Task brief:
From the entries below, say how many lines carry the word "with", and give nothing but the number.

Exercise data:
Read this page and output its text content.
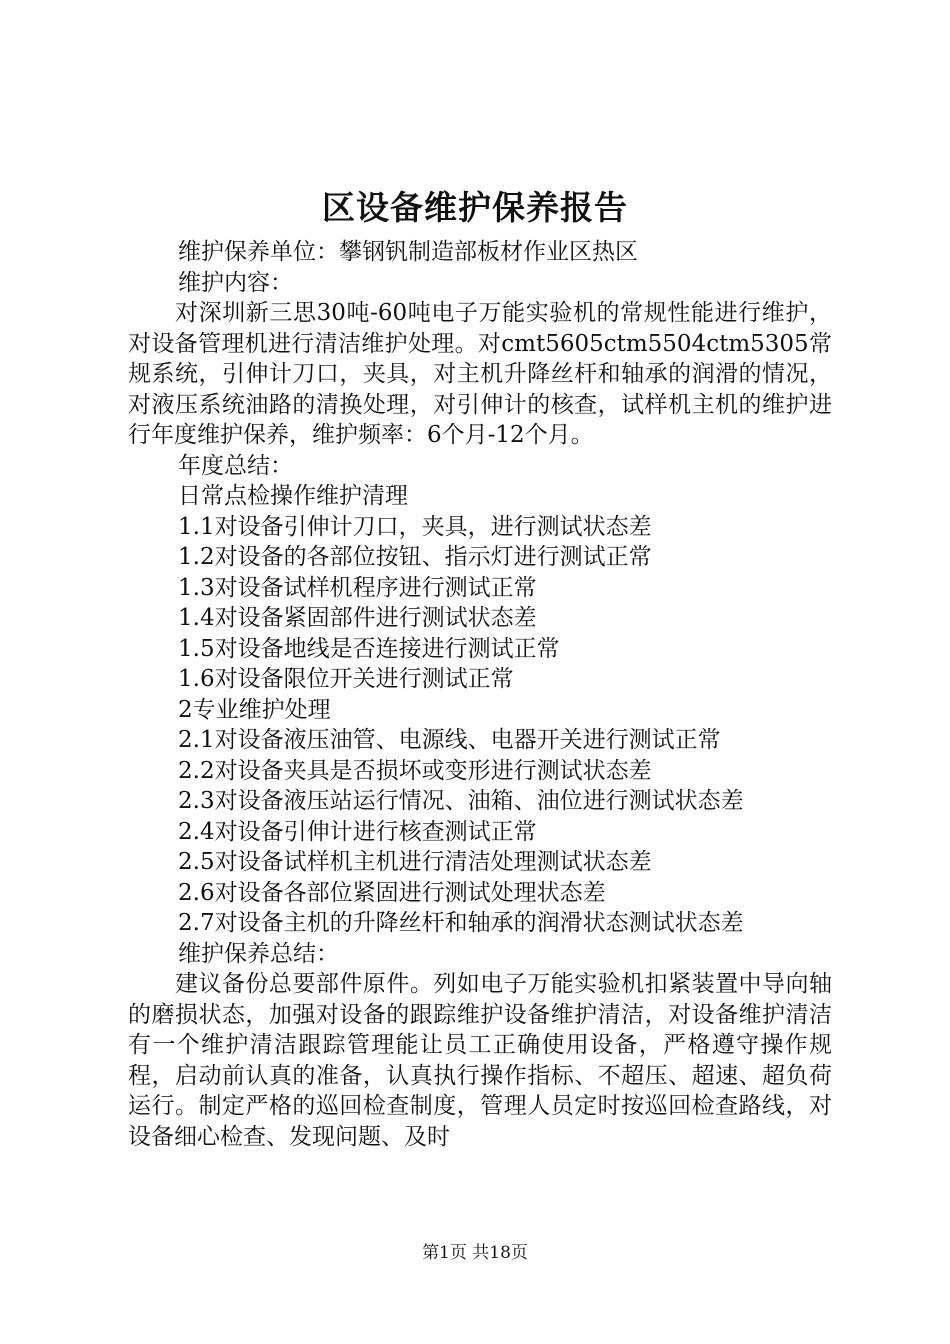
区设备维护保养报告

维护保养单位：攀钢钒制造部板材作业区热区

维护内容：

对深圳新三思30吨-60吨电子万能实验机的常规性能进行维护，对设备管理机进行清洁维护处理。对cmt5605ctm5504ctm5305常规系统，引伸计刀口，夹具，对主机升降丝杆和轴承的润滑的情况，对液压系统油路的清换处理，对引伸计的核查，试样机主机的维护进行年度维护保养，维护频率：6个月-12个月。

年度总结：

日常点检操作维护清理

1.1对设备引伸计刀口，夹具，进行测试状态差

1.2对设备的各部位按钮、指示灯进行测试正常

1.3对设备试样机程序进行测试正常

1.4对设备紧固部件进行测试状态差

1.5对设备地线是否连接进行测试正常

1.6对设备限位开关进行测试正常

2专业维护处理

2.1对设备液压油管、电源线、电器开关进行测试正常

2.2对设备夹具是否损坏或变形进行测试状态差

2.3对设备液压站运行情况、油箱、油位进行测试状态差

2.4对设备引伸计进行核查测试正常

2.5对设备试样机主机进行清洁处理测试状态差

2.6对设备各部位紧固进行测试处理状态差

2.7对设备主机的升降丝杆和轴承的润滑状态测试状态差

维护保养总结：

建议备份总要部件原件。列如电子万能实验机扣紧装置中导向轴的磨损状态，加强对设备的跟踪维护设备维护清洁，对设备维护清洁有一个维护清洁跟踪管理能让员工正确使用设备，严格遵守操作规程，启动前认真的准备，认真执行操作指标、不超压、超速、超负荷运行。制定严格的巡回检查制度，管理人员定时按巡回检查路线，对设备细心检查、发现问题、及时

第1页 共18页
...
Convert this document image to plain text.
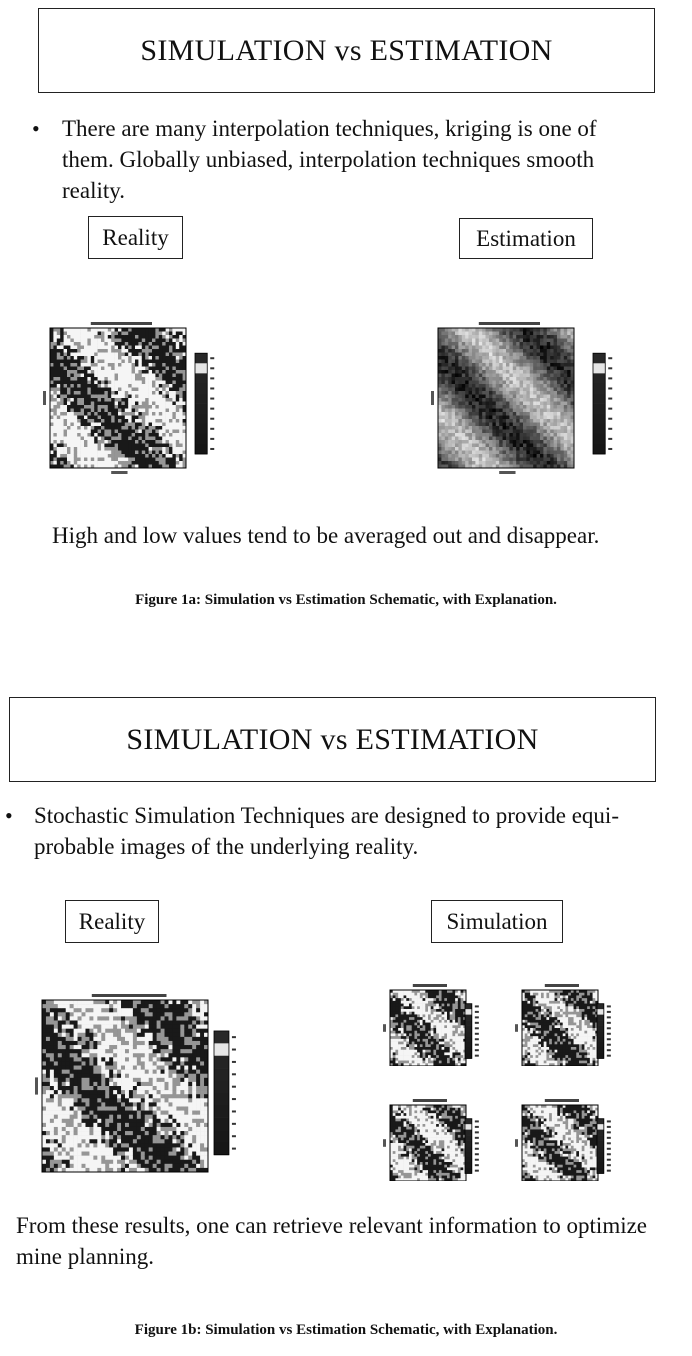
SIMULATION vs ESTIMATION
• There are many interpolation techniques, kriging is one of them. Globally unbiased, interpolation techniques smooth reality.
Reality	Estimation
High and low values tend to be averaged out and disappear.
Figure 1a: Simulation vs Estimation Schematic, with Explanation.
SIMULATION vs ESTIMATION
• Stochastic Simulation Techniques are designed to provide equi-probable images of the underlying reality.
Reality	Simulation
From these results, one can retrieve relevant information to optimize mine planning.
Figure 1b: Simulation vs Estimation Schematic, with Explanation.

Expected answer:
2